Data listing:
────────────────
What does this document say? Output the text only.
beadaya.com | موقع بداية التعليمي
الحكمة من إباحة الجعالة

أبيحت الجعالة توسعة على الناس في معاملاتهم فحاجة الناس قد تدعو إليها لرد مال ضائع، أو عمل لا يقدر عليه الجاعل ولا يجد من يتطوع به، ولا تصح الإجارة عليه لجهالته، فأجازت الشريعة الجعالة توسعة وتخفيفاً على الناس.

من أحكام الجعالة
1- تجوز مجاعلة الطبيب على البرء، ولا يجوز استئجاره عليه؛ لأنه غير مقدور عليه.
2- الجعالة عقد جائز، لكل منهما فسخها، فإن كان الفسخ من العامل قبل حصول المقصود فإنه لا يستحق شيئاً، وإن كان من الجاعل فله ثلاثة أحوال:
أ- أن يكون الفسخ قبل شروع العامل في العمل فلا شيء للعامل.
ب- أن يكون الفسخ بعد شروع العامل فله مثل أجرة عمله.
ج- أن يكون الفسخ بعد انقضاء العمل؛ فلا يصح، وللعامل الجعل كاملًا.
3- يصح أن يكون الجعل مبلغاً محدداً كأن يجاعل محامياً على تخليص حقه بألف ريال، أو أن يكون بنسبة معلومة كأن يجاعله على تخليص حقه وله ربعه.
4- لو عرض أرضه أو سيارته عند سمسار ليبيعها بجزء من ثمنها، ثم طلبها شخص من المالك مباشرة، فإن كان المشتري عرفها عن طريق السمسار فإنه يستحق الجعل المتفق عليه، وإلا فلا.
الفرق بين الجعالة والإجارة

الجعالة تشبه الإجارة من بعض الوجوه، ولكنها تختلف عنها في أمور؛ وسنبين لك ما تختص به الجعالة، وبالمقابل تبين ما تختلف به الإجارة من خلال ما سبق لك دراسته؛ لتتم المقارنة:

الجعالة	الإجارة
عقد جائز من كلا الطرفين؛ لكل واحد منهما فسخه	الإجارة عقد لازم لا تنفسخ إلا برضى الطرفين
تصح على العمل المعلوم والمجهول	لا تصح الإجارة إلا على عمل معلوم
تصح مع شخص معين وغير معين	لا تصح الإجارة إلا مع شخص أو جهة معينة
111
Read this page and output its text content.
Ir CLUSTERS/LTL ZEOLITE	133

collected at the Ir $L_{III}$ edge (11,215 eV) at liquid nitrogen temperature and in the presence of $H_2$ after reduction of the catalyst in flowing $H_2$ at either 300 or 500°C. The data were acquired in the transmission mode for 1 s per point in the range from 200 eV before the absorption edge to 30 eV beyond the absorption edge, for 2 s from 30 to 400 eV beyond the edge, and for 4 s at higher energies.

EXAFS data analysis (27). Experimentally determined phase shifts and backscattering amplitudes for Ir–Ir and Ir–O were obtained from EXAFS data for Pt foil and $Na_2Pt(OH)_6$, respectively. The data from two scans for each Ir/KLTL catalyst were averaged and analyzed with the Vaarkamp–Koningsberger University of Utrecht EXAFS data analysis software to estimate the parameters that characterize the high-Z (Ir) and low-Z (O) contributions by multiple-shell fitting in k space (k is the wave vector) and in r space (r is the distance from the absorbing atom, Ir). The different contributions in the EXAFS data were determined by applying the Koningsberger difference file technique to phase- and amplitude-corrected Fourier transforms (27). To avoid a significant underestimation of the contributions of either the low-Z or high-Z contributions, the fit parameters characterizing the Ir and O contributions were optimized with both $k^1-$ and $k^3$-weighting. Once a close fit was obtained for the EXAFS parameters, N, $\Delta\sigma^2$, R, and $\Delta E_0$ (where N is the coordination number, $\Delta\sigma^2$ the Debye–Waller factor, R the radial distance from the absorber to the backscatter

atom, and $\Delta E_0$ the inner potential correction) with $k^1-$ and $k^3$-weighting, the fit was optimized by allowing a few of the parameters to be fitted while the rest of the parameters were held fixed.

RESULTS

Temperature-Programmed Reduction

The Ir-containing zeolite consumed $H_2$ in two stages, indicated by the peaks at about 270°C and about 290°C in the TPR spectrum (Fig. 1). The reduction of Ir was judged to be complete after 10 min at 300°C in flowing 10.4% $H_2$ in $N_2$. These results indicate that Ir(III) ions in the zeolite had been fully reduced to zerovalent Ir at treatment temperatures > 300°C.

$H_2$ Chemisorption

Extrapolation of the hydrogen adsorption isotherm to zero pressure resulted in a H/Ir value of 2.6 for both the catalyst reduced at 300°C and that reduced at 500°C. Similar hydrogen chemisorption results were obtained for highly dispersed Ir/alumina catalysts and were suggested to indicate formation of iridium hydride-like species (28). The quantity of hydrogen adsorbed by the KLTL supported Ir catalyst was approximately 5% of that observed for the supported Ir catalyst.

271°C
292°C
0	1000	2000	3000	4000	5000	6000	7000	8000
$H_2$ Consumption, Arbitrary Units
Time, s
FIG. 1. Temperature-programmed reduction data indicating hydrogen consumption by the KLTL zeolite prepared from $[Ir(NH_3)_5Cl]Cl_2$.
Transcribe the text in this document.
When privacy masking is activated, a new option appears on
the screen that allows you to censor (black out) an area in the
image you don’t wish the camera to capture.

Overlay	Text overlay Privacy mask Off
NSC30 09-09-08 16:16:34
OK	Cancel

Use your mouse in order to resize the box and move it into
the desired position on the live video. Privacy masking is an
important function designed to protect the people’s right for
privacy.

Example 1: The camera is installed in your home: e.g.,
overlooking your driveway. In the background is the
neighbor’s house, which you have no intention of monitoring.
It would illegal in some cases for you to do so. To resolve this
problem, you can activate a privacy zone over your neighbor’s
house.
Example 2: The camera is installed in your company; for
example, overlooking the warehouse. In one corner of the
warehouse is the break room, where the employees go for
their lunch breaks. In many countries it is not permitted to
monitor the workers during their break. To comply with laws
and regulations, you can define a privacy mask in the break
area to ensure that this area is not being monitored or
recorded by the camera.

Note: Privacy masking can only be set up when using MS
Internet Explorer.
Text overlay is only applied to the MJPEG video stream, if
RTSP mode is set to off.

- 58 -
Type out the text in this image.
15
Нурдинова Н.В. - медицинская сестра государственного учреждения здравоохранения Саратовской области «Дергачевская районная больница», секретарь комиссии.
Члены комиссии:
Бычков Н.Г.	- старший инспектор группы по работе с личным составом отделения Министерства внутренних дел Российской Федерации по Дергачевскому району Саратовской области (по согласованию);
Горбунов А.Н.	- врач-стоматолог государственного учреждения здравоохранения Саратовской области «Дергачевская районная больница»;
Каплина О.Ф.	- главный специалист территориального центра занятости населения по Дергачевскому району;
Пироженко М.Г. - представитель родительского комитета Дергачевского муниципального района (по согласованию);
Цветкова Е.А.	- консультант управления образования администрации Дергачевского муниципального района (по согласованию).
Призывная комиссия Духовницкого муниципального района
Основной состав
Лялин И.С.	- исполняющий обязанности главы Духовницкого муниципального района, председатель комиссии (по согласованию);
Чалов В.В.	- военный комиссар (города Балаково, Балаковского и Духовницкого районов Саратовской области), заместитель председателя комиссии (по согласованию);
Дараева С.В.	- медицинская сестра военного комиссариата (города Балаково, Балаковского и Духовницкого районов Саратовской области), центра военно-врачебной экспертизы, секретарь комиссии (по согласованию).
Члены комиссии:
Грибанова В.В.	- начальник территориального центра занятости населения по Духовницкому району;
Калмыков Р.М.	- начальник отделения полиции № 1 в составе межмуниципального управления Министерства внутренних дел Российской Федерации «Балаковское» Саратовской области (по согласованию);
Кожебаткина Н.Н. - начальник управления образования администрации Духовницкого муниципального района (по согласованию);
────────────────
What to work on =
Exactly reproduce every line of the records.

The solution =
What does this document say? Output the text only.
beadaya.com | موقع بداية التعليمي
الحكمة من إباحة الجعالة

أبيحت الجعالة توسعة على الناس في معاملاتهم فحاجة الناس قد تدعو إليها لرد مال ضائع، أو عمل لا يقدر عليه الجاعل ولا يجد من يتطوع به، ولا تصح الإجارة عليه لجهالته، فأجازت الشريعة الجعالة توسعة وتخفيفاً على الناس.

من أحكام الجعالة
1- تجوز مجاعلة الطبيب على البرء، ولا يجوز استئجاره عليه؛ لأنه غير مقدور عليه.
2- الجعالة عقد جائز، لكل منهما فسخها، فإن كان الفسخ من العامل قبل حصول المقصود فإنه لا يستحق شيئاً، وإن كان من الجاعل فله ثلاثة أحوال:
أ- أن يكون الفسخ قبل شروع العامل في العمل فلا شيء للعامل.
ب- أن يكون الفسخ بعد شروع العامل فله مثل أجرة عمله.
ج- أن يكون الفسخ بعد انقضاء العمل؛ فلا يصح، وللعامل الجعل كاملًا.
3- يصح أن يكون الجعل مبلغاً محدداً كأن يجاعل محامياً على تخليص حقه بألف ريال، أو أن يكون بنسبة معلومة كأن يجاعله على تخليص حقه وله ربعه.
4- لو عرض أرضه أو سيارته عند سمسار ليبيعها بجزء من ثمنها، ثم طلبها شخص من المالك مباشرة، فإن كان المشتري عرفها عن طريق السمسار فإنه يستحق الجعل المتفق عليه، وإلا فلا.
الفرق بين الجعالة والإجارة

الجعالة تشبه الإجارة من بعض الوجوه، ولكنها تختلف عنها في أمور؛ وسنبين لك ما تختص به الجعالة، وبالمقابل تبين ما تختلف به الإجارة من خلال ما سبق لك دراسته؛ لتتم المقارنة:

الجعالة	الإجارة
عقد جائز من كلا الطرفين؛ لكل واحد منهما فسخه	الإجارة عقد لازم لا تنفسخ إلا برضى الطرفين
تصح على العمل المعلوم والمجهول	لا تصح الإجارة إلا على عمل معلوم
تصح مع شخص معين وغير معين	لا تصح الإجارة إلا مع شخص أو جهة معينة
111
Read this page and output its text content.
Ir CLUSTERS/LTL ZEOLITE	133

collected at the Ir $L_{III}$ edge (11,215 eV) at liquid nitrogen temperature and in the presence of $H_2$ after reduction of the catalyst in flowing $H_2$ at either 300 or 500°C. The data were acquired in the transmission mode for 1 s per point in the range from 200 eV before the absorption edge to 30 eV beyond the absorption edge, for 2 s from 30 to 400 eV beyond the edge, and for 4 s at higher energies.

EXAFS data analysis (27). Experimentally determined phase shifts and backscattering amplitudes for Ir–Ir and Ir–O were obtained from EXAFS data for Pt foil and $Na_2Pt(OH)_6$, respectively. The data from two scans for each Ir/KLTL catalyst were averaged and analyzed with the Vaarkamp–Koningsberger University of Utrecht EXAFS data analysis software to estimate the parameters that characterize the high-Z (Ir) and low-Z (O) contributions by multiple-shell fitting in k space (k is the wave vector) and in r space (r is the distance from the absorbing atom, Ir). The different contributions in the EXAFS data were determined by applying the Koningsberger difference file technique to phase- and amplitude-corrected Fourier transforms (27). To avoid a significant underestimation of the contributions of either the low-Z or high-Z contributions, the fit parameters characterizing the Ir and O contributions were optimized with both $k^1-$ and $k^3$-weighting. Once a close fit was obtained for the EXAFS parameters, N, $\Delta\sigma^2$, R, and $\Delta E_0$ (where N is the coordination number, $\Delta\sigma^2$ the Debye–Waller factor, R the radial distance from the absorber to the backscatter

atom, and $\Delta E_0$ the inner potential correction) with $k^1-$ and $k^3$-weighting, the fit was optimized by allowing a few of the parameters to be fitted while the rest of the parameters were held fixed.

RESULTS

Temperature-Programmed Reduction

The Ir-containing zeolite consumed $H_2$ in two stages, indicated by the peaks at about 270°C and about 290°C in the TPR spectrum (Fig. 1). The reduction of Ir was judged to be complete after 10 min at 300°C in flowing 10.4% $H_2$ in $N_2$. These results indicate that Ir(III) ions in the zeolite had been fully reduced to zerovalent Ir at treatment temperatures > 300°C.

$H_2$ Chemisorption

Extrapolation of the hydrogen adsorption isotherm to zero pressure resulted in a H/Ir value of 2.6 for both the catalyst reduced at 300°C and that reduced at 500°C. Similar hydrogen chemisorption results were obtained for highly dispersed Ir/alumina catalysts and were suggested to indicate formation of iridium hydride-like species (28). The quantity of hydrogen adsorbed by the KLTL supported Ir catalyst was approximately 5% of that observed for the supported Ir catalyst.

271°C
292°C
0	1000	2000	3000	4000	5000	6000	7000	8000
$H_2$ Consumption, Arbitrary Units
Time, s
FIG. 1. Temperature-programmed reduction data indicating hydrogen consumption by the KLTL zeolite prepared from $[Ir(NH_3)_5Cl]Cl_2$.
Transcribe the text in this document.
When privacy masking is activated, a new option appears on
the screen that allows you to censor (black out) an area in the
image you don’t wish the camera to capture.

Overlay	Text overlay Privacy mask Off
NSC30 09-09-08 16:16:34
OK	Cancel

Use your mouse in order to resize the box and move it into
the desired position on the live video. Privacy masking is an
important function designed to protect the people’s right for
privacy.

Example 1: The camera is installed in your home: e.g.,
overlooking your driveway. In the background is the
neighbor’s house, which you have no intention of monitoring.
It would illegal in some cases for you to do so. To resolve this
problem, you can activate a privacy zone over your neighbor’s
house.
Example 2: The camera is installed in your company; for
example, overlooking the warehouse. In one corner of the
warehouse is the break room, where the employees go for
their lunch breaks. In many countries it is not permitted to
monitor the workers during their break. To comply with laws
and regulations, you can define a privacy mask in the break
area to ensure that this area is not being monitored or
recorded by the camera.

Note: Privacy masking can only be set up when using MS
Internet Explorer.
Text overlay is only applied to the MJPEG video stream, if
RTSP mode is set to off.

- 58 -
Type out the text in this image.
15
Нурдинова Н.В. - медицинская сестра государственного учреждения здравоохранения Саратовской области «Дергачевская районная больница», секретарь комиссии.
Члены комиссии:
Бычков Н.Г.	- старший инспектор группы по работе с личным составом отделения Министерства внутренних дел Российской Федерации по Дергачевскому району Саратовской области (по согласованию);
Горбунов А.Н.	- врач-стоматолог государственного учреждения здравоохранения Саратовской области «Дергачевская районная больница»;
Каплина О.Ф.	- главный специалист территориального центра занятости населения по Дергачевскому району;
Пироженко М.Г. - представитель родительского комитета Дергачевского муниципального района (по согласованию);
Цветкова Е.А.	- консультант управления образования администрации Дергачевского муниципального района (по согласованию).
Призывная комиссия Духовницкого муниципального района
Основной состав
Лялин И.С.	- исполняющий обязанности главы Духовницкого муниципального района, председатель комиссии (по согласованию);
Чалов В.В.	- военный комиссар (города Балаково, Балаковского и Духовницкого районов Саратовской области), заместитель председателя комиссии (по согласованию);
Дараева С.В.	- медицинская сестра военного комиссариата (города Балаково, Балаковского и Духовницкого районов Саратовской области), центра военно-врачебной экспертизы, секретарь комиссии (по согласованию).
Члены комиссии:
Грибанова В.В.	- начальник территориального центра занятости населения по Духовницкому району;
Калмыков Р.М.	- начальник отделения полиции № 1 в составе межмуниципального управления Министерства внутренних дел Российской Федерации «Балаковское» Саратовской области (по согласованию);
Кожебаткина Н.Н. - начальник управления образования администрации Духовницкого муниципального района (по согласованию);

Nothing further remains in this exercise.